++++ Task input

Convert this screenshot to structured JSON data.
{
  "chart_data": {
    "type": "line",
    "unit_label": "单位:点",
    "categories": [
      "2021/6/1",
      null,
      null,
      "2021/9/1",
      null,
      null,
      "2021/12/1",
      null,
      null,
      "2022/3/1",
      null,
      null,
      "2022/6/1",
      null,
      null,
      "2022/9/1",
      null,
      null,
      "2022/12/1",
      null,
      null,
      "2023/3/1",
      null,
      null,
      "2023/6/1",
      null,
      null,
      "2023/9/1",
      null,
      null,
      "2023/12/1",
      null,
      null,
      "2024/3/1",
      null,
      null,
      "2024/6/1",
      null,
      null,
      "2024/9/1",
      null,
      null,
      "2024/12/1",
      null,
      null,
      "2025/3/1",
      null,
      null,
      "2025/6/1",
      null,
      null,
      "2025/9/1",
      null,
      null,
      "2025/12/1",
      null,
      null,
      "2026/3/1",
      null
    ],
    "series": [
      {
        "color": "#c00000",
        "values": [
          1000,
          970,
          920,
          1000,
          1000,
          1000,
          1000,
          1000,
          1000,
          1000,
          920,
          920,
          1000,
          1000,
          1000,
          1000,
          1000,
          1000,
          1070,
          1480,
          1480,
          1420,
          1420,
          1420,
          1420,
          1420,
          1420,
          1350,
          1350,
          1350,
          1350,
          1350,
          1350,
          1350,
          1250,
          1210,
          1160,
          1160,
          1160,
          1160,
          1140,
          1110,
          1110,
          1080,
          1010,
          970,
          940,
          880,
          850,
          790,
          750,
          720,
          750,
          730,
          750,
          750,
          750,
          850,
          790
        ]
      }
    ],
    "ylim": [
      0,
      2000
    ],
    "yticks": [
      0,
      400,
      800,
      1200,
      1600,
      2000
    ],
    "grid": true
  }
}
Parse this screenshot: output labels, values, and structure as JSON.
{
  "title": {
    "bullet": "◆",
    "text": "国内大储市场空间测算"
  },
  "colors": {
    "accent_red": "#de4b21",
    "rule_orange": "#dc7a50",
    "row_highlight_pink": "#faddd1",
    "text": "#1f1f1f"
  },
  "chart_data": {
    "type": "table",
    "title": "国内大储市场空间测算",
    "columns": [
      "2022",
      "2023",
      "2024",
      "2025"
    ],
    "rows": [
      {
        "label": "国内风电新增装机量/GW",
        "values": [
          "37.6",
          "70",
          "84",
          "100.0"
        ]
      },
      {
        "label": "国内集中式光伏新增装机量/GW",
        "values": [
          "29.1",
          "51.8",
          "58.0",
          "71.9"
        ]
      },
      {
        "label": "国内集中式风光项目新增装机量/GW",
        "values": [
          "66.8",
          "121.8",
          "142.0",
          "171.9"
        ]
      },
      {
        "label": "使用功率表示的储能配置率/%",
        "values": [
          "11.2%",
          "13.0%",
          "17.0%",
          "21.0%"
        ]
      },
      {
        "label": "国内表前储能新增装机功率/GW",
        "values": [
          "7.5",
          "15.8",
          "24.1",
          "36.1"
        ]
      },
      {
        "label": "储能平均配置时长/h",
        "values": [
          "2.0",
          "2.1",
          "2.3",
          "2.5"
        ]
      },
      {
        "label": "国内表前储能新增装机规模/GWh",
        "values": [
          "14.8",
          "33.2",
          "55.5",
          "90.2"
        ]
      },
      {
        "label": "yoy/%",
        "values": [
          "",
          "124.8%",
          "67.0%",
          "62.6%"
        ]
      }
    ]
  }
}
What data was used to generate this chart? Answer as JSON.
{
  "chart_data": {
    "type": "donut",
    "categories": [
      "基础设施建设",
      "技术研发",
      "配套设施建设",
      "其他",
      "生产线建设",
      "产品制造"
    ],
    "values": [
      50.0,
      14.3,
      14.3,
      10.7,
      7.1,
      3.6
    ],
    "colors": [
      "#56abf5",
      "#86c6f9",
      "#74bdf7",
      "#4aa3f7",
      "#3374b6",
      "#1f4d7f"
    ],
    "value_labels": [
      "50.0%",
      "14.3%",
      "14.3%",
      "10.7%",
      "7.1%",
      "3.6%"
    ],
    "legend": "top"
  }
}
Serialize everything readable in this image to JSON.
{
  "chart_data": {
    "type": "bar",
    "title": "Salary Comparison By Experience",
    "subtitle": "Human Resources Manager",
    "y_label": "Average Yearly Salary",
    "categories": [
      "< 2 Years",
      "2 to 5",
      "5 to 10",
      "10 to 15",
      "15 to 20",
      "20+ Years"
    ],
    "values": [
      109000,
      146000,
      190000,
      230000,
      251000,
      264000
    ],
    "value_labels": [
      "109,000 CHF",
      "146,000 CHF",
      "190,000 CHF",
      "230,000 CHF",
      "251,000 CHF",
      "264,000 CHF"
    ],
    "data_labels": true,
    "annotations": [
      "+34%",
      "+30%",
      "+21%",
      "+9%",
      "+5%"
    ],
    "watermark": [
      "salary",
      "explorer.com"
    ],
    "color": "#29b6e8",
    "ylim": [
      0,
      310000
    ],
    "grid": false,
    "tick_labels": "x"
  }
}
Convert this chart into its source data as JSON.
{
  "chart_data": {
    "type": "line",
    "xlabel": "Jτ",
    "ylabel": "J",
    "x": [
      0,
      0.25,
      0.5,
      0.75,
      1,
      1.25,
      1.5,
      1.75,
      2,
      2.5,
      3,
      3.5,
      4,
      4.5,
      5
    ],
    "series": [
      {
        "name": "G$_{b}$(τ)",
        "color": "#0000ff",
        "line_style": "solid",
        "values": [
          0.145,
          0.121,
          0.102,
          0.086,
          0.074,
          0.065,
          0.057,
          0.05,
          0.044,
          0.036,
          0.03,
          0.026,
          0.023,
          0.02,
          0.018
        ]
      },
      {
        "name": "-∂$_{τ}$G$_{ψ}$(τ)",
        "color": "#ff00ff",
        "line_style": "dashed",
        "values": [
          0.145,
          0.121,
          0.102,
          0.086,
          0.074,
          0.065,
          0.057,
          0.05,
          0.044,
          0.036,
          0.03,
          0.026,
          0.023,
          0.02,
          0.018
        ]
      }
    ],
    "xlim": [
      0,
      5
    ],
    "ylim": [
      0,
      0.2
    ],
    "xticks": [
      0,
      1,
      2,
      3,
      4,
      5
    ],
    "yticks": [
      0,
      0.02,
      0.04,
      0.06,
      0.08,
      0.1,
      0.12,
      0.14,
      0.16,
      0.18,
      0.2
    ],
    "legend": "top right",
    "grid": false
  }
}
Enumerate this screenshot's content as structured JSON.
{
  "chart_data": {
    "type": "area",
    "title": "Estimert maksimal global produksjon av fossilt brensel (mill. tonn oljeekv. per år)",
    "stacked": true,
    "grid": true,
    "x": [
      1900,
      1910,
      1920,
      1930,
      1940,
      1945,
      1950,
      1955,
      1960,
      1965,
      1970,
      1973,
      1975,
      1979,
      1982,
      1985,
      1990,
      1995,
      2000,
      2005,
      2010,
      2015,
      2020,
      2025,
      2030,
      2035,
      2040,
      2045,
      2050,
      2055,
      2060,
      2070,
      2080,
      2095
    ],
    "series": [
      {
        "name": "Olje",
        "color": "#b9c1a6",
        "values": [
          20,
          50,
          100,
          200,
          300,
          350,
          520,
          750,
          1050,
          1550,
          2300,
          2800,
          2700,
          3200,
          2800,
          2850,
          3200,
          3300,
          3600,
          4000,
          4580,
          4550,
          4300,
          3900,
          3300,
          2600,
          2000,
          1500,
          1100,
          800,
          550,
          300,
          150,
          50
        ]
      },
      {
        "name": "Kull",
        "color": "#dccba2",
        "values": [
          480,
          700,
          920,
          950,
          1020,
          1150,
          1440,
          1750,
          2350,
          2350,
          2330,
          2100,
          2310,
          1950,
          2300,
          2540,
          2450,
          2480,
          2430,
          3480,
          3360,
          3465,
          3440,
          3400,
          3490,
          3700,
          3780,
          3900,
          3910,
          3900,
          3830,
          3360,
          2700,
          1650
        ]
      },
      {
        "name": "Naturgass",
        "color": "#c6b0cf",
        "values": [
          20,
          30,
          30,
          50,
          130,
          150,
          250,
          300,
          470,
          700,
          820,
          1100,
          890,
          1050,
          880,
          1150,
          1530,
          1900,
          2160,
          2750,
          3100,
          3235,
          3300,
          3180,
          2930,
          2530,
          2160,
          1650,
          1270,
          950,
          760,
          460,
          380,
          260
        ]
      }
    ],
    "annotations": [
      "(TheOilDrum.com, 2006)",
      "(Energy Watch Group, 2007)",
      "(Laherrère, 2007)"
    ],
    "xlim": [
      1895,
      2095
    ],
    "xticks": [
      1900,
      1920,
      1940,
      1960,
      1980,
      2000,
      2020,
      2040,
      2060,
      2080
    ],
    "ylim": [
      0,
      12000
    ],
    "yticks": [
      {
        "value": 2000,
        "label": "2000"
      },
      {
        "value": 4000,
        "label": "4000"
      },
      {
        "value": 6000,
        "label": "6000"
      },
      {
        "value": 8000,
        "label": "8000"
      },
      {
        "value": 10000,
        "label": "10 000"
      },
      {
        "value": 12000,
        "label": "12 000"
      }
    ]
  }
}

++++++++

**Description of the task**
Scan the entries above. Copy each line that has the string "true".

**Correct result**
    "grid": true
    "data_labels": true,
    "stacked": true,
    "grid": true,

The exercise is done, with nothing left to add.